▸ Data provided
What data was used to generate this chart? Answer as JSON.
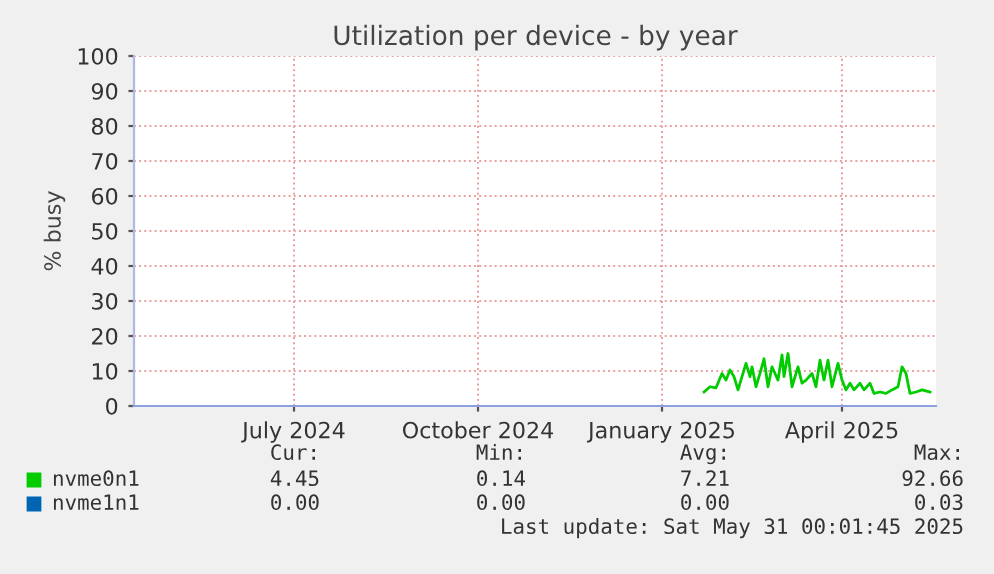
{
  "chart_data": {
    "type": "line",
    "title": "Utilization per device - by year",
    "ylabel": "% busy",
    "xlim": [
      "2024-04-12",
      "2025-05-18"
    ],
    "xticks": [
      {
        "value": "2024-07-01",
        "label": "July 2024"
      },
      {
        "value": "2024-10-01",
        "label": "October 2024"
      },
      {
        "value": "2025-01-01",
        "label": "January 2025"
      },
      {
        "value": "2025-04-01",
        "label": "April 2025"
      }
    ],
    "ylim": [
      0,
      100
    ],
    "yticks": [
      0,
      10,
      20,
      30,
      40,
      50,
      60,
      70,
      80,
      90,
      100
    ],
    "grid": true,
    "legend": "bottom left",
    "series": [
      {
        "name": "nvme0n1",
        "color": "#00cc00",
        "x": [
          "2025-01-22",
          "2025-01-25",
          "2025-01-28",
          "2025-01-31",
          "2025-02-02",
          "2025-02-04",
          "2025-02-06",
          "2025-02-08",
          "2025-02-10",
          "2025-02-12",
          "2025-02-14",
          "2025-02-15",
          "2025-02-17",
          "2025-02-19",
          "2025-02-21",
          "2025-02-23",
          "2025-02-25",
          "2025-02-28",
          "2025-03-02",
          "2025-03-03",
          "2025-03-05",
          "2025-03-07",
          "2025-03-10",
          "2025-03-12",
          "2025-03-14",
          "2025-03-17",
          "2025-03-19",
          "2025-03-21",
          "2025-03-23",
          "2025-03-25",
          "2025-03-27",
          "2025-03-30",
          "2025-04-01",
          "2025-04-03",
          "2025-04-05",
          "2025-04-07",
          "2025-04-10",
          "2025-04-12",
          "2025-04-15",
          "2025-04-17",
          "2025-04-20",
          "2025-04-23",
          "2025-04-26",
          "2025-04-29",
          "2025-05-01",
          "2025-05-03",
          "2025-05-05",
          "2025-05-08",
          "2025-05-11",
          "2025-05-15"
        ],
        "values": [
          4,
          5.5,
          5.2,
          9.3,
          7.4,
          10.3,
          8.4,
          4.6,
          8.4,
          12.2,
          8.4,
          11.2,
          5.5,
          9.3,
          13.5,
          5.5,
          11.2,
          7.4,
          14.6,
          8.4,
          15,
          5.5,
          11.2,
          6.5,
          7.4,
          9.3,
          5.5,
          13.1,
          7.4,
          13.1,
          5.5,
          12.2,
          7.4,
          4.6,
          6.5,
          4.6,
          6.5,
          4.6,
          6.5,
          3.6,
          4,
          3.6,
          4.6,
          5.5,
          11.2,
          9.3,
          3.6,
          4,
          4.6,
          4
        ]
      },
      {
        "name": "nvme1n1",
        "color": "#0066b3"
      }
    ],
    "annotations": [
      "Cur:",
      "Min:",
      "Avg:",
      "Max:",
      "4.45",
      "0.14",
      "7.21",
      "92.66",
      "0.00",
      "0.00",
      "0.00",
      "0.03",
      "Last update: Sat May 31 00:01:45 2025"
    ]
  }
}
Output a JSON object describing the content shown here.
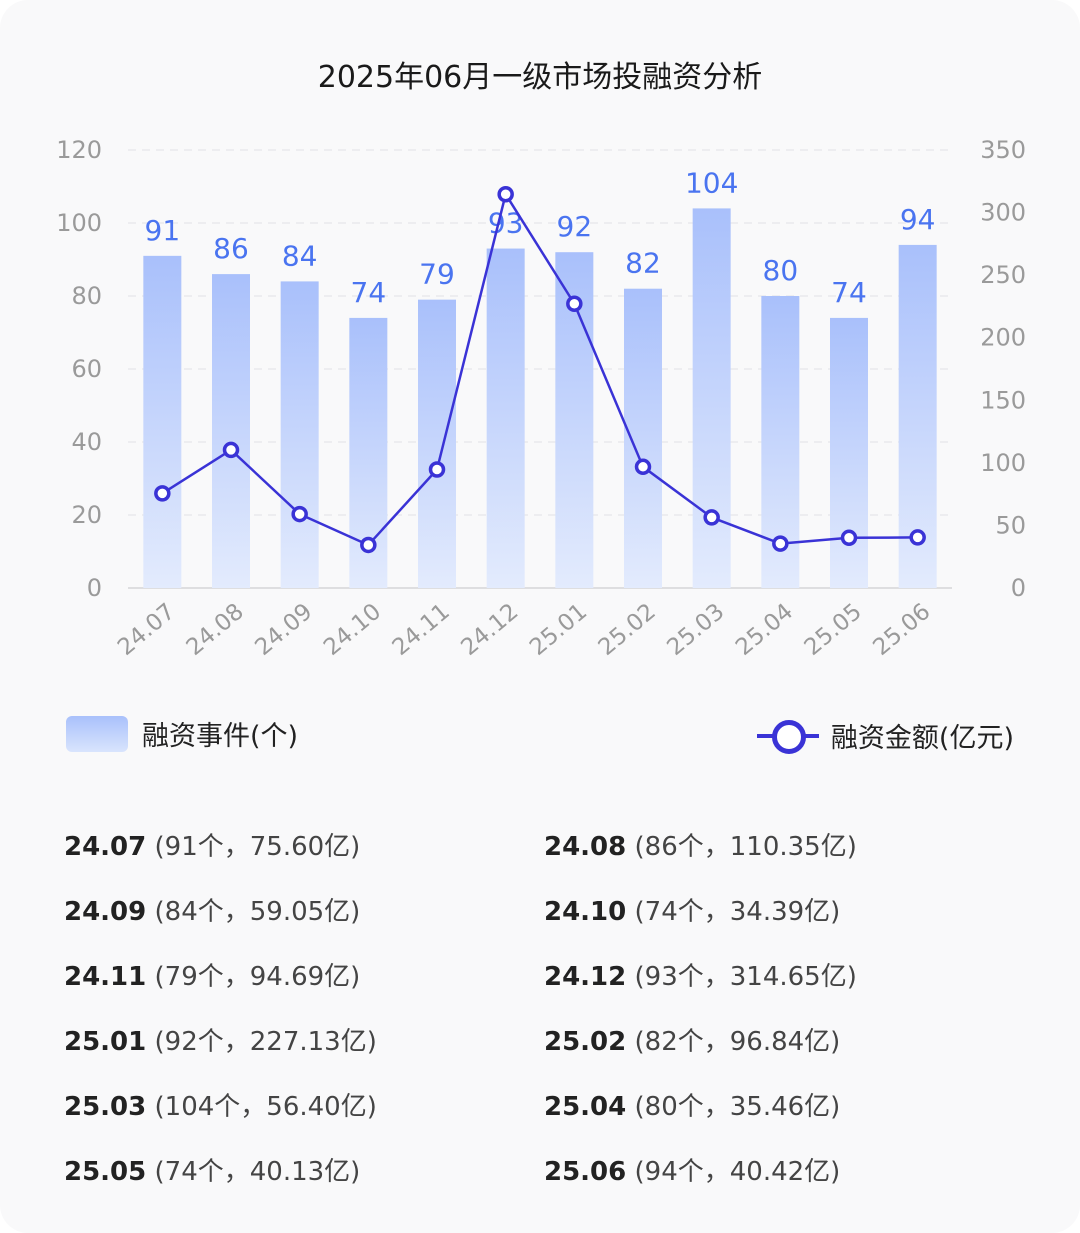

▸ Task
Examine the records and report how many lines contain the string "JSON". Only the number should be given.

▸ Expected answer
2